* _Required work_
Below are some records; work out how many of their lines contain "text" and give the number only.

****************************************

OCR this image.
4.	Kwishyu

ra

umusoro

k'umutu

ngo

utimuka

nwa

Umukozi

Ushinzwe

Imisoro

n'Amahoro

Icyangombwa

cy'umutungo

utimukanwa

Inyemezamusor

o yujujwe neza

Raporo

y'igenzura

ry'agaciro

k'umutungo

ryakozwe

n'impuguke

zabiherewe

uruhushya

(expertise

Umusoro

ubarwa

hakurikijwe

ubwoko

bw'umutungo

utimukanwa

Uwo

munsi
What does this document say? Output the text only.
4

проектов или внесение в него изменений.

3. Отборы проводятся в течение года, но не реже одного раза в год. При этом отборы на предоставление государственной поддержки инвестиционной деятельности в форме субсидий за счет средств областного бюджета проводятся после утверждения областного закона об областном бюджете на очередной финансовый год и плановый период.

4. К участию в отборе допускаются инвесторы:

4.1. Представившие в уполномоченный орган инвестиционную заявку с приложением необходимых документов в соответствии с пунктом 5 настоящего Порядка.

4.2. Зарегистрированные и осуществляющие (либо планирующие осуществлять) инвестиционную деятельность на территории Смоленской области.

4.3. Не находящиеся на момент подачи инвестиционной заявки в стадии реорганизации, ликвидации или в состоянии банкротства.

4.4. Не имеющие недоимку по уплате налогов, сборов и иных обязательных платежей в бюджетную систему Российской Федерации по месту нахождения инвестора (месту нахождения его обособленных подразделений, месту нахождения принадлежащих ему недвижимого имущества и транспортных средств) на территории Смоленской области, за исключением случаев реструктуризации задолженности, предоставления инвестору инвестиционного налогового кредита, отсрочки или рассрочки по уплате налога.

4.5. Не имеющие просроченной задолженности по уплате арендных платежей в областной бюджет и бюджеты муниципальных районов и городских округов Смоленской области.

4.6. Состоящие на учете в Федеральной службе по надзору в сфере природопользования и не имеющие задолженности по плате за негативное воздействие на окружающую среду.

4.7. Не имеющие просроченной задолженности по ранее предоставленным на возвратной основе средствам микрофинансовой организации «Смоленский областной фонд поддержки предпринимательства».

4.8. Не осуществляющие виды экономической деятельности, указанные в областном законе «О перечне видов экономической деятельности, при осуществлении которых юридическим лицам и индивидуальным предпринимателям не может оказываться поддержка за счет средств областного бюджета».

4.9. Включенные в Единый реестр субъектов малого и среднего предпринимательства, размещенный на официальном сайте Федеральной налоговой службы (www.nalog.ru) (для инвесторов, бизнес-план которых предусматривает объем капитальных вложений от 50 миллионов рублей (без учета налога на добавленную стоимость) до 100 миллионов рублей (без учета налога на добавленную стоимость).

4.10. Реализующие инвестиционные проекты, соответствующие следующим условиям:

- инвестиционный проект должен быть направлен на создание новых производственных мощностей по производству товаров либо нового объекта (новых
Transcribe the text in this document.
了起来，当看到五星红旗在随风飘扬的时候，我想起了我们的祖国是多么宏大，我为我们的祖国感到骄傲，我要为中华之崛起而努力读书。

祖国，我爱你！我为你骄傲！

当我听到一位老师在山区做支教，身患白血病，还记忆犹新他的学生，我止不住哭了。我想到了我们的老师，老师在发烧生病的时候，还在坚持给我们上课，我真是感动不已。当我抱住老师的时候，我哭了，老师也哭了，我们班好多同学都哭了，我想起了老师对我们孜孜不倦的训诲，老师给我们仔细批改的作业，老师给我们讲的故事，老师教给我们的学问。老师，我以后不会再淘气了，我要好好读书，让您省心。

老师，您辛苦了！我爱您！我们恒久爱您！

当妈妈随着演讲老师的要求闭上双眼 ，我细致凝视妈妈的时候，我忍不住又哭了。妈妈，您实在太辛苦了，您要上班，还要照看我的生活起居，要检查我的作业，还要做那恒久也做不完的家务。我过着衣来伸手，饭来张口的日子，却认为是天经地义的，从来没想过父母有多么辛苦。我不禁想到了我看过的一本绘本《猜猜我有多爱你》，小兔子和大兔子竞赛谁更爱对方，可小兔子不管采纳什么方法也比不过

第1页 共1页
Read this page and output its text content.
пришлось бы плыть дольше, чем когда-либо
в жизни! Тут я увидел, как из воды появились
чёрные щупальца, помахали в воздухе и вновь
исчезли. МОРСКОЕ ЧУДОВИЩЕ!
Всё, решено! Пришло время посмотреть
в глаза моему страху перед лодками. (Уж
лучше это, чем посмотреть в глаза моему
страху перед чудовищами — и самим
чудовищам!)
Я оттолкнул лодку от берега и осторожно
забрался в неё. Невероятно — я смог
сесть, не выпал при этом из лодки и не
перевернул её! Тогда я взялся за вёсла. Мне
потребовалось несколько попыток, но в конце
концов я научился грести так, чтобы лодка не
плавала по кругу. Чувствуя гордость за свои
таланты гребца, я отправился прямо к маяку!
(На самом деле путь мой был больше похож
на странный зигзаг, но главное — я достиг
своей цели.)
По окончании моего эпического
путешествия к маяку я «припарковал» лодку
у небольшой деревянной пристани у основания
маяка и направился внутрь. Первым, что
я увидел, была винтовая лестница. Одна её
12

****************************************

* _Written answer_
3